| What this task involves |
List every line in this data where the string "example" occurs.

*-*-*

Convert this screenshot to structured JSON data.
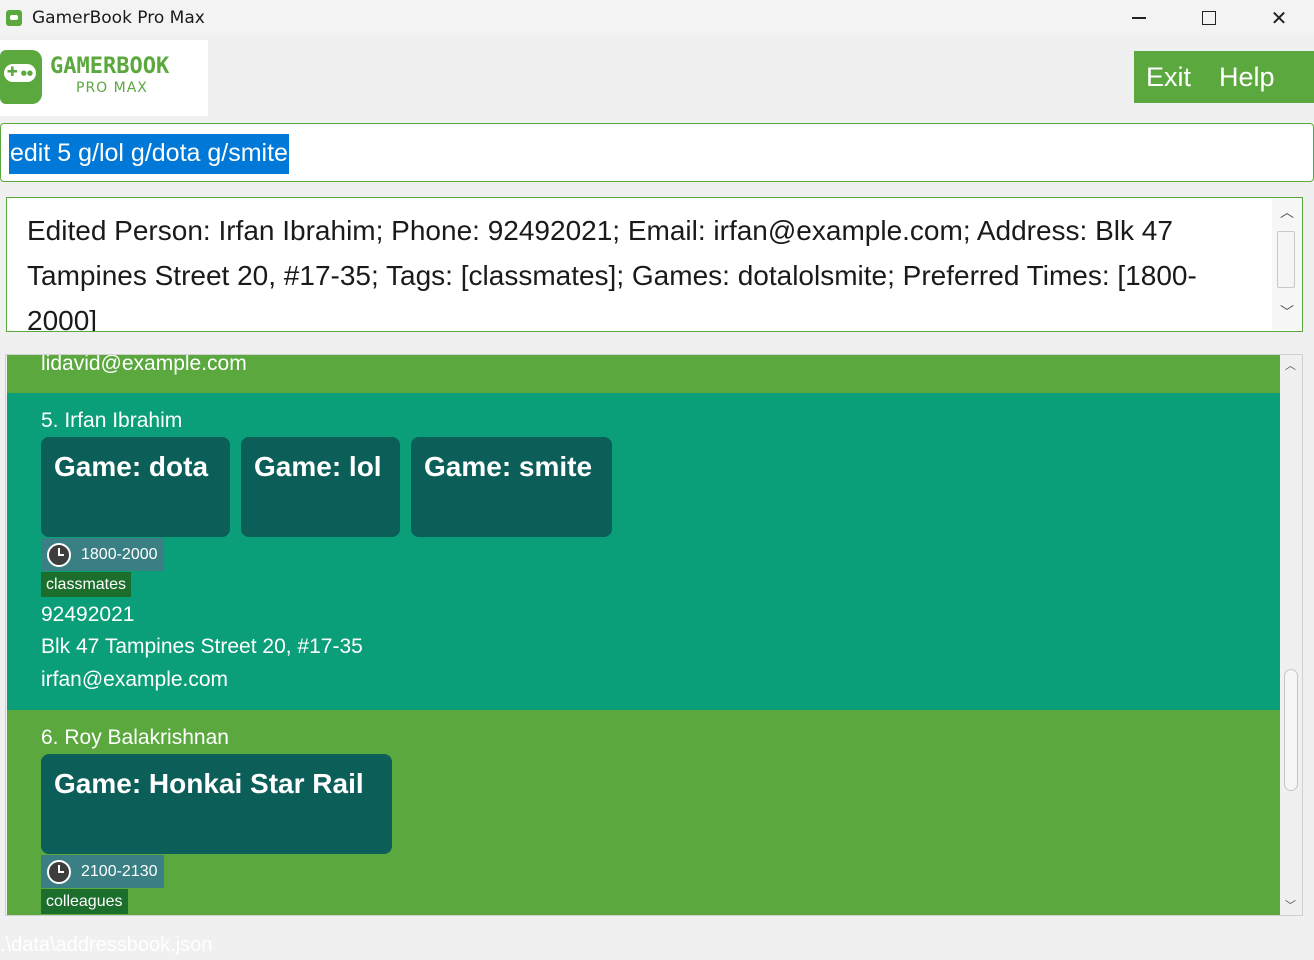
{
  "window": {
    "title": "GamerBook Pro Max",
    "controls": {
      "minimize": "minimize-icon",
      "maximize": "maximize-icon",
      "close": "✕"
    }
  },
  "logo": {
    "line1": "GAMERBOOK",
    "line2": "PRO MAX"
  },
  "menu": {
    "exit_label": "Exit",
    "help_label": "Help"
  },
  "command": {
    "value": "edit 5 g/lol g/dota g/smite"
  },
  "result": {
    "text": "Edited Person: Irfan Ibrahim; Phone: 92492021; Email: irfan@example.com; Address: Blk 47 Tampines Street 20, #17-35; Tags: [classmates]; Games: dotalolsmite; Preferred Times: [1800-2000]"
  },
  "persons": [
    {
      "partial_email": "lidavid@example.com"
    },
    {
      "name": "5. Irfan Ibrahim",
      "games": [
        "Game: dota",
        "Game: lol",
        "Game: smite"
      ],
      "time": "1800-2000",
      "tag": "classmates",
      "phone": "92492021",
      "address": "Blk 47 Tampines Street 20, #17-35",
      "email": "irfan@example.com"
    },
    {
      "name": "6. Roy Balakrishnan",
      "games": [
        "Game: Honkai Star Rail"
      ],
      "time": "2100-2130",
      "tag": "colleagues"
    }
  ],
  "status": {
    "path": ".\\data\\addressbook.json"
  },
  "colors": {
    "primary_green": "#5aa83e",
    "card_teal": "#0a9f78",
    "game_chip": "#0c5e58",
    "time_badge": "#3a7f83",
    "tag_badge": "#1b6e2c",
    "selection_blue": "#0078d7"
  }
}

*-*-*

| Correct output |
    "text": "Edited Person: Irfan Ibrahim; Phone: 92492021; Email: irfan@example.com; Address: Blk 47 Tampines Street 20, #17-35; Tags: [classmates]; Games: dotalolsmite; Preferred Times: [1800-2000]"
      "partial_email": "lidavid@example.com"
      "email": "irfan@example.com"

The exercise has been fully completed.